Dataset items
···

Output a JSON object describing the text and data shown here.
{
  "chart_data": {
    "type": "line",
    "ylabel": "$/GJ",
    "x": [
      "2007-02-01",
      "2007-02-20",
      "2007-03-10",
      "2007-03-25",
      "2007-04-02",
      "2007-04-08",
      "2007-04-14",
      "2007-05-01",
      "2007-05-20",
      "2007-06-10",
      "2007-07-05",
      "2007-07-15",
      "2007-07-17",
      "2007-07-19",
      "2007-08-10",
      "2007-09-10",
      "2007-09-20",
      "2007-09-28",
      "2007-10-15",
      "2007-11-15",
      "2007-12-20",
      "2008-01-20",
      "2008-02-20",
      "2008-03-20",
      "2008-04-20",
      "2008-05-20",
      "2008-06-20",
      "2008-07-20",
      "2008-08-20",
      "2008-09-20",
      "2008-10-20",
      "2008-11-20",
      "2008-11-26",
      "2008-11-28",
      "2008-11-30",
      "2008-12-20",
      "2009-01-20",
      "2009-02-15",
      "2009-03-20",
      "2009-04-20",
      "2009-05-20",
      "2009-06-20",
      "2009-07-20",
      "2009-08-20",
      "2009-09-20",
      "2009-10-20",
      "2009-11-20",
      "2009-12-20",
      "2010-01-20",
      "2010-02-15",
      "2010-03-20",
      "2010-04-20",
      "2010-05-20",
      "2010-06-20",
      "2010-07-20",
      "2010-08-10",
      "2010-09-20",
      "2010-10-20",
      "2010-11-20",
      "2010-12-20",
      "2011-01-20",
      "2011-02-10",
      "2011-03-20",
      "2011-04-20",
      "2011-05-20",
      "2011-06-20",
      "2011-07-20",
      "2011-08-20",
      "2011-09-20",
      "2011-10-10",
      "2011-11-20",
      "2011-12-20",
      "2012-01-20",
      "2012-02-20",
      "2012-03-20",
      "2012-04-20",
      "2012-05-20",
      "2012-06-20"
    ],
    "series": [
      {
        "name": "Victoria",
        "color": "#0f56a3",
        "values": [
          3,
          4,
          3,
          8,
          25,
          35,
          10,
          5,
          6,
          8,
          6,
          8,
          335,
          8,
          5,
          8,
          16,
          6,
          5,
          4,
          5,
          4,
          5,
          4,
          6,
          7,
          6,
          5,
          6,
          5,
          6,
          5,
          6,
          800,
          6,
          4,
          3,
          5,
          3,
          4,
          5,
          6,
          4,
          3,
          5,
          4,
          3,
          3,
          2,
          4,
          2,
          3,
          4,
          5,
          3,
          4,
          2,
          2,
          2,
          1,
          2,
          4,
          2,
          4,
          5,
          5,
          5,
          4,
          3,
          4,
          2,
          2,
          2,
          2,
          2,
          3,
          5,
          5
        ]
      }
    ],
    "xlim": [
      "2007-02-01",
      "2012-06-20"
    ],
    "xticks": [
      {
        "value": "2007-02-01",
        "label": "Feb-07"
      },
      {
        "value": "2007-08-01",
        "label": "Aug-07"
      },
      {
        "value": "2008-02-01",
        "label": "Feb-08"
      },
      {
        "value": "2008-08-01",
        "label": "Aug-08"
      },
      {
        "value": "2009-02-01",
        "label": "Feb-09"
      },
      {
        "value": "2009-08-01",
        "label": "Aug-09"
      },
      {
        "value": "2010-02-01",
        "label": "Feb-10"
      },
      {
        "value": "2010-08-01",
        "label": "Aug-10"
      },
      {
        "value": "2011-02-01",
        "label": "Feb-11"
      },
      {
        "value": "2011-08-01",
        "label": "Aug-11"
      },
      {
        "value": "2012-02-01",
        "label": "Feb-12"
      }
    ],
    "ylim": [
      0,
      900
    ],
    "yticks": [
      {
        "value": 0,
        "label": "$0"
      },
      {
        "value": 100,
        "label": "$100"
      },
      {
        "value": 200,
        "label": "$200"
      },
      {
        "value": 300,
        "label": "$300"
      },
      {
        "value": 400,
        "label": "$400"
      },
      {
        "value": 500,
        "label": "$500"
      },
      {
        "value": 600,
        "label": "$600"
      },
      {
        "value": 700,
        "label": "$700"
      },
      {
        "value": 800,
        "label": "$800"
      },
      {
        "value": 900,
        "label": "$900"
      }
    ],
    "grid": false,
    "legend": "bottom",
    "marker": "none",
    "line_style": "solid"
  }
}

···

- INSTRUCTION:
Take the entries above and copy them out exactly.

- RESPONSE:
Output a JSON object describing the text and data shown here.
{
  "chart_data": {
    "type": "line",
    "ylabel": "$/GJ",
    "x": [
      "2007-02-01",
      "2007-02-20",
      "2007-03-10",
      "2007-03-25",
      "2007-04-02",
      "2007-04-08",
      "2007-04-14",
      "2007-05-01",
      "2007-05-20",
      "2007-06-10",
      "2007-07-05",
      "2007-07-15",
      "2007-07-17",
      "2007-07-19",
      "2007-08-10",
      "2007-09-10",
      "2007-09-20",
      "2007-09-28",
      "2007-10-15",
      "2007-11-15",
      "2007-12-20",
      "2008-01-20",
      "2008-02-20",
      "2008-03-20",
      "2008-04-20",
      "2008-05-20",
      "2008-06-20",
      "2008-07-20",
      "2008-08-20",
      "2008-09-20",
      "2008-10-20",
      "2008-11-20",
      "2008-11-26",
      "2008-11-28",
      "2008-11-30",
      "2008-12-20",
      "2009-01-20",
      "2009-02-15",
      "2009-03-20",
      "2009-04-20",
      "2009-05-20",
      "2009-06-20",
      "2009-07-20",
      "2009-08-20",
      "2009-09-20",
      "2009-10-20",
      "2009-11-20",
      "2009-12-20",
      "2010-01-20",
      "2010-02-15",
      "2010-03-20",
      "2010-04-20",
      "2010-05-20",
      "2010-06-20",
      "2010-07-20",
      "2010-08-10",
      "2010-09-20",
      "2010-10-20",
      "2010-11-20",
      "2010-12-20",
      "2011-01-20",
      "2011-02-10",
      "2011-03-20",
      "2011-04-20",
      "2011-05-20",
      "2011-06-20",
      "2011-07-20",
      "2011-08-20",
      "2011-09-20",
      "2011-10-10",
      "2011-11-20",
      "2011-12-20",
      "2012-01-20",
      "2012-02-20",
      "2012-03-20",
      "2012-04-20",
      "2012-05-20",
      "2012-06-20"
    ],
    "series": [
      {
        "name": "Victoria",
        "color": "#0f56a3",
        "values": [
          3,
          4,
          3,
          8,
          25,
          35,
          10,
          5,
          6,
          8,
          6,
          8,
          335,
          8,
          5,
          8,
          16,
          6,
          5,
          4,
          5,
          4,
          5,
          4,
          6,
          7,
          6,
          5,
          6,
          5,
          6,
          5,
          6,
          800,
          6,
          4,
          3,
          5,
          3,
          4,
          5,
          6,
          4,
          3,
          5,
          4,
          3,
          3,
          2,
          4,
          2,
          3,
          4,
          5,
          3,
          4,
          2,
          2,
          2,
          1,
          2,
          4,
          2,
          4,
          5,
          5,
          5,
          4,
          3,
          4,
          2,
          2,
          2,
          2,
          2,
          3,
          5,
          5
        ]
      }
    ],
    "xlim": [
      "2007-02-01",
      "2012-06-20"
    ],
    "xticks": [
      {
        "value": "2007-02-01",
        "label": "Feb-07"
      },
      {
        "value": "2007-08-01",
        "label": "Aug-07"
      },
      {
        "value": "2008-02-01",
        "label": "Feb-08"
      },
      {
        "value": "2008-08-01",
        "label": "Aug-08"
      },
      {
        "value": "2009-02-01",
        "label": "Feb-09"
      },
      {
        "value": "2009-08-01",
        "label": "Aug-09"
      },
      {
        "value": "2010-02-01",
        "label": "Feb-10"
      },
      {
        "value": "2010-08-01",
        "label": "Aug-10"
      },
      {
        "value": "2011-02-01",
        "label": "Feb-11"
      },
      {
        "value": "2011-08-01",
        "label": "Aug-11"
      },
      {
        "value": "2012-02-01",
        "label": "Feb-12"
      }
    ],
    "ylim": [
      0,
      900
    ],
    "yticks": [
      {
        "value": 0,
        "label": "$0"
      },
      {
        "value": 100,
        "label": "$100"
      },
      {
        "value": 200,
        "label": "$200"
      },
      {
        "value": 300,
        "label": "$300"
      },
      {
        "value": 400,
        "label": "$400"
      },
      {
        "value": 500,
        "label": "$500"
      },
      {
        "value": 600,
        "label": "$600"
      },
      {
        "value": 700,
        "label": "$700"
      },
      {
        "value": 800,
        "label": "$800"
      },
      {
        "value": 900,
        "label": "$900"
      }
    ],
    "grid": false,
    "legend": "bottom",
    "marker": "none",
    "line_style": "solid"
  }
}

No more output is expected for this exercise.